Exercise goal | Each record below is to be copied word for word, with pictures removed.
--- BEGIN ---
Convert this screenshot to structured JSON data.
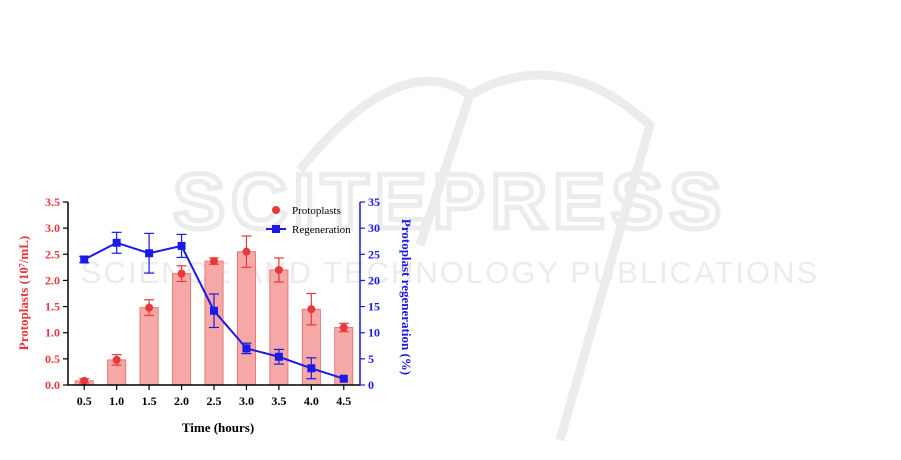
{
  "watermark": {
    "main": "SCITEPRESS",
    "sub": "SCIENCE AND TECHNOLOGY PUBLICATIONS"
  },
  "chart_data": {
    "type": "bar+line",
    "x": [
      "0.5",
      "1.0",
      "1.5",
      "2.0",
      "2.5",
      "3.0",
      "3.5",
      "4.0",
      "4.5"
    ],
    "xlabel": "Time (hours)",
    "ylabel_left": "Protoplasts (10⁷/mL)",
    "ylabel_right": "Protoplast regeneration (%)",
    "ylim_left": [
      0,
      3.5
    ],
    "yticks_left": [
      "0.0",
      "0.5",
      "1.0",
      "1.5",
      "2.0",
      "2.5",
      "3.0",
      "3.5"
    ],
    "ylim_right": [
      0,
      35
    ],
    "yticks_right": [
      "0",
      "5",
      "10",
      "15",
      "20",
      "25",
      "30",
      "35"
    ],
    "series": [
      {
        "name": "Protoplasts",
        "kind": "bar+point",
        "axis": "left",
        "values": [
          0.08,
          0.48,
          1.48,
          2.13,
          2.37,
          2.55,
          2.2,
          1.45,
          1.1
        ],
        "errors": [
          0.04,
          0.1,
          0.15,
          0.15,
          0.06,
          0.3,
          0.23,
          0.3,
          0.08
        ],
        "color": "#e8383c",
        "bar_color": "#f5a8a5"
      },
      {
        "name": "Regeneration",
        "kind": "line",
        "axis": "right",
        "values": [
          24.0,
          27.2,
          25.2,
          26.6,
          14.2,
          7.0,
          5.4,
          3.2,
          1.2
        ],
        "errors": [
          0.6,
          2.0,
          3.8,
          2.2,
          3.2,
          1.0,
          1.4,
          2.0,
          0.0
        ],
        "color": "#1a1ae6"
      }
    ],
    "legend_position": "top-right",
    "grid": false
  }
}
--- END ---
Response |
Convert this screenshot to structured JSON data.
{
  "watermark": {
    "main": "SCITEPRESS",
    "sub": "SCIENCE AND TECHNOLOGY PUBLICATIONS"
  },
  "chart_data": {
    "type": "bar+line",
    "x": [
      "0.5",
      "1.0",
      "1.5",
      "2.0",
      "2.5",
      "3.0",
      "3.5",
      "4.0",
      "4.5"
    ],
    "xlabel": "Time (hours)",
    "ylabel_left": "Protoplasts (10⁷/mL)",
    "ylabel_right": "Protoplast regeneration (%)",
    "ylim_left": [
      0,
      3.5
    ],
    "yticks_left": [
      "0.0",
      "0.5",
      "1.0",
      "1.5",
      "2.0",
      "2.5",
      "3.0",
      "3.5"
    ],
    "ylim_right": [
      0,
      35
    ],
    "yticks_right": [
      "0",
      "5",
      "10",
      "15",
      "20",
      "25",
      "30",
      "35"
    ],
    "series": [
      {
        "name": "Protoplasts",
        "kind": "bar+point",
        "axis": "left",
        "values": [
          0.08,
          0.48,
          1.48,
          2.13,
          2.37,
          2.55,
          2.2,
          1.45,
          1.1
        ],
        "errors": [
          0.04,
          0.1,
          0.15,
          0.15,
          0.06,
          0.3,
          0.23,
          0.3,
          0.08
        ],
        "color": "#e8383c",
        "bar_color": "#f5a8a5"
      },
      {
        "name": "Regeneration",
        "kind": "line",
        "axis": "right",
        "values": [
          24.0,
          27.2,
          25.2,
          26.6,
          14.2,
          7.0,
          5.4,
          3.2,
          1.2
        ],
        "errors": [
          0.6,
          2.0,
          3.8,
          2.2,
          3.2,
          1.0,
          1.4,
          2.0,
          0.0
        ],
        "color": "#1a1ae6"
      }
    ],
    "legend_position": "top-right",
    "grid": false
  }
}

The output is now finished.